WHAT YOU SHOULD DO: Determine the number of lines where "your" occurs and reply with that number by itself.

DATASET CONTENT:

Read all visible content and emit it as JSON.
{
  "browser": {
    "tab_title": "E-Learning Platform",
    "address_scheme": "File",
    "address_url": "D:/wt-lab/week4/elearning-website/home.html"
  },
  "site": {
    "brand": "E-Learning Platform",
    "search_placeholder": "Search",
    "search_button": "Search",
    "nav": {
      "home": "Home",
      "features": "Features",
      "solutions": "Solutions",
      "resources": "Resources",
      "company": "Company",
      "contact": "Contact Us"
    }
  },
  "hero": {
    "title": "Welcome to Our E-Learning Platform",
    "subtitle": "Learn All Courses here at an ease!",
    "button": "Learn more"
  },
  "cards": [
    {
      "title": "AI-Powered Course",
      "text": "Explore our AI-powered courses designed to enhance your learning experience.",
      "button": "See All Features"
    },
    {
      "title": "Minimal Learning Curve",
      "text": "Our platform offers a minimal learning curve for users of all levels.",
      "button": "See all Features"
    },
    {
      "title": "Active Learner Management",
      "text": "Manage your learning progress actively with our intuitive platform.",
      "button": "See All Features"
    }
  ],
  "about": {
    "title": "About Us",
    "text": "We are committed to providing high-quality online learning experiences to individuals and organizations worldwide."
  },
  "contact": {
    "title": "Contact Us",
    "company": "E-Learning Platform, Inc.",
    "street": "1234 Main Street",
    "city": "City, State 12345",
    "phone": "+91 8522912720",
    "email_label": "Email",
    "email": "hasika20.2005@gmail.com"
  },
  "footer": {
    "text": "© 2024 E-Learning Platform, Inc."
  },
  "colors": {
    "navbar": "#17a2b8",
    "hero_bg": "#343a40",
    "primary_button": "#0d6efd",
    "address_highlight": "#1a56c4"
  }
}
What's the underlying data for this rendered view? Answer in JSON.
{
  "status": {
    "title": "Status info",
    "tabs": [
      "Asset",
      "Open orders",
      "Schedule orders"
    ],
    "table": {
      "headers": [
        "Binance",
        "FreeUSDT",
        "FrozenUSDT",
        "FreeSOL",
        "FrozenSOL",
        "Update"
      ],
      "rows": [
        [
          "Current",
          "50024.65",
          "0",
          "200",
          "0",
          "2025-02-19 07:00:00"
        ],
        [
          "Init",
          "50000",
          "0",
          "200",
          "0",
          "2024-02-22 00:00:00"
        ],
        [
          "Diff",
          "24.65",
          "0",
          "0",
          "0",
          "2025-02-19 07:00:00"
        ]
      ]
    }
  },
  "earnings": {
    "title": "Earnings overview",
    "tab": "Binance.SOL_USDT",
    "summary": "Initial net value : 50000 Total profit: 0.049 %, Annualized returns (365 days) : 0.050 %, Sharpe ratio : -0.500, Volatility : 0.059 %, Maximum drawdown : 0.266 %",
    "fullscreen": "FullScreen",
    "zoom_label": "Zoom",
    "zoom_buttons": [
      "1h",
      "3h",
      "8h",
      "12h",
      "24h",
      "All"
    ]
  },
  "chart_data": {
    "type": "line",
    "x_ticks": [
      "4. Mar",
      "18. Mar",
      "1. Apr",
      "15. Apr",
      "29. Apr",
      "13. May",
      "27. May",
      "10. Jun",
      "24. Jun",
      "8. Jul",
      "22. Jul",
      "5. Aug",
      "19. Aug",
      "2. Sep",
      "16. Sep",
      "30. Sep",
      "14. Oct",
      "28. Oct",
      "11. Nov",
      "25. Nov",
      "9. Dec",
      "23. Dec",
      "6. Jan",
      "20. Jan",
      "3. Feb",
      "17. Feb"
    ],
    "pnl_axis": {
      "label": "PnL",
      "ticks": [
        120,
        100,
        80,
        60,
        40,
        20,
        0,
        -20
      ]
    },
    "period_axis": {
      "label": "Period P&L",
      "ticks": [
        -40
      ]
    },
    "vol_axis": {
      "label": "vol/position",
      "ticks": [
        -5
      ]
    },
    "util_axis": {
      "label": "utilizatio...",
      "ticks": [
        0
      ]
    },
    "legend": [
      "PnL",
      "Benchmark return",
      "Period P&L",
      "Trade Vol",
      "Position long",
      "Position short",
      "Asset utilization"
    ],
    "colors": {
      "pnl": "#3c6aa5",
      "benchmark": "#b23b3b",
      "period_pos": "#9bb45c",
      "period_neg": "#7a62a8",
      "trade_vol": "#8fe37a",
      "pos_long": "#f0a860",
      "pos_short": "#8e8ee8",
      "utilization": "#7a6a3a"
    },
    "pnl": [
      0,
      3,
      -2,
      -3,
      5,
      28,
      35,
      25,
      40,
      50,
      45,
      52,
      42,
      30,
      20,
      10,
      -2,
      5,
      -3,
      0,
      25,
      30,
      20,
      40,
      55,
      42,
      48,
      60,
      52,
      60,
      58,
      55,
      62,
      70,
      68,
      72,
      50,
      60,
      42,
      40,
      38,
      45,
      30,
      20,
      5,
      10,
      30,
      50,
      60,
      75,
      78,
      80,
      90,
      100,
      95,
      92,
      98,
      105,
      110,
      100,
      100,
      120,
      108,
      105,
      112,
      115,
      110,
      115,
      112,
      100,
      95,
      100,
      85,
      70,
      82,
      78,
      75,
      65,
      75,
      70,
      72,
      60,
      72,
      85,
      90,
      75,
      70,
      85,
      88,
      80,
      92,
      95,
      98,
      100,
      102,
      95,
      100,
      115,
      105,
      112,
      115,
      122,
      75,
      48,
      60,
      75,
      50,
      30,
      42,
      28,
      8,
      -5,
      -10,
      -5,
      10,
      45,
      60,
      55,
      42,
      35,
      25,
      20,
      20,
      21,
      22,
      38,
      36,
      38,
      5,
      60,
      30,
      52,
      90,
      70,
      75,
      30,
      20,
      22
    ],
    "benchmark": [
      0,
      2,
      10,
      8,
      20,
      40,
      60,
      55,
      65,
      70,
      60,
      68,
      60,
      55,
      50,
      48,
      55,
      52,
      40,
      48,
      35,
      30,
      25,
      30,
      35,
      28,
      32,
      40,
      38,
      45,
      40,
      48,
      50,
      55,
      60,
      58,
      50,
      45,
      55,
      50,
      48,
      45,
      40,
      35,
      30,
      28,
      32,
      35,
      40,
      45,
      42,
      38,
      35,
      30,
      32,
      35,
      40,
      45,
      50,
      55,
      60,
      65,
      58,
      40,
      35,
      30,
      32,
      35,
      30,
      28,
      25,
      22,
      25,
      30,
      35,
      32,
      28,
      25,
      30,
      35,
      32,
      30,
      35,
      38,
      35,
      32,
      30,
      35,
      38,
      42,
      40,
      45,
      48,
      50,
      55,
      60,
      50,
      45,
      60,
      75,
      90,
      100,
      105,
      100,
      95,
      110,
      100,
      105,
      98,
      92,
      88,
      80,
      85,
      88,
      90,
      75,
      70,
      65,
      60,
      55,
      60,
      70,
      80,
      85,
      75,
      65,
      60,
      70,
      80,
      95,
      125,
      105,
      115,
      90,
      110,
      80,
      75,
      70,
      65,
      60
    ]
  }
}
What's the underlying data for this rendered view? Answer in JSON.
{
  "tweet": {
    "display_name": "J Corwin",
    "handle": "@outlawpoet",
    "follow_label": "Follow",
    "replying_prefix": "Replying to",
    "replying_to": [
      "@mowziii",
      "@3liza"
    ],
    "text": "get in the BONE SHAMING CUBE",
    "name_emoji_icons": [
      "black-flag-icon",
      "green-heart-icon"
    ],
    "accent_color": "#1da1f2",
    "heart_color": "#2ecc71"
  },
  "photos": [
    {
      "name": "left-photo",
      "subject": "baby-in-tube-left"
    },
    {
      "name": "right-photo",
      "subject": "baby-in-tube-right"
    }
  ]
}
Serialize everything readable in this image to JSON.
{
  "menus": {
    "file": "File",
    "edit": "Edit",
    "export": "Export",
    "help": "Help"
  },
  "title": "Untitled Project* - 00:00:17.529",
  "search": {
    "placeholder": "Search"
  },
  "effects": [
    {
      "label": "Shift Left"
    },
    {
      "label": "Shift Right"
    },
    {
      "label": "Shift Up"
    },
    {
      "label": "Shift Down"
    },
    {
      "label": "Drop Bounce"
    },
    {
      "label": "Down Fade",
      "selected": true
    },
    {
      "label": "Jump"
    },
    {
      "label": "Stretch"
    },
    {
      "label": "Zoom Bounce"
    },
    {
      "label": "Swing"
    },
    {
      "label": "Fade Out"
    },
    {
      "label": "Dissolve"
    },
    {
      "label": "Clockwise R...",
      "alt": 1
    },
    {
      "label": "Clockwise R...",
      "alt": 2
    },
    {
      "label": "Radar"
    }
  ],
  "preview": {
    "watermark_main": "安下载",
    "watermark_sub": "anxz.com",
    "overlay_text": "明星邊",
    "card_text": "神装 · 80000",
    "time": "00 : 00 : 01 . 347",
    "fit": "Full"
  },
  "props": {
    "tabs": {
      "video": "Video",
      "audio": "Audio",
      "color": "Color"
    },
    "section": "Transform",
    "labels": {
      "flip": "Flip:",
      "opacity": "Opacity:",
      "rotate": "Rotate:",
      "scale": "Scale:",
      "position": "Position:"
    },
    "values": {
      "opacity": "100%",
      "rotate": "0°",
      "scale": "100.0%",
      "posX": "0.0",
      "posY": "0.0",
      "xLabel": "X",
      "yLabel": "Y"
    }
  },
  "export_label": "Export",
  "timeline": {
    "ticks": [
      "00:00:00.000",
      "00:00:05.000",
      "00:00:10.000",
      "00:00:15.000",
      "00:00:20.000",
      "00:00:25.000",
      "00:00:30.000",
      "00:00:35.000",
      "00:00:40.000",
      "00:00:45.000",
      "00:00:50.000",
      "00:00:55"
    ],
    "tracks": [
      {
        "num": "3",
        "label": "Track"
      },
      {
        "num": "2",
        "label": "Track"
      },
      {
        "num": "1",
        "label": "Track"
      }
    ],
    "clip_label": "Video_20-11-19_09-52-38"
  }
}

WRITTEN SOLUTION: 2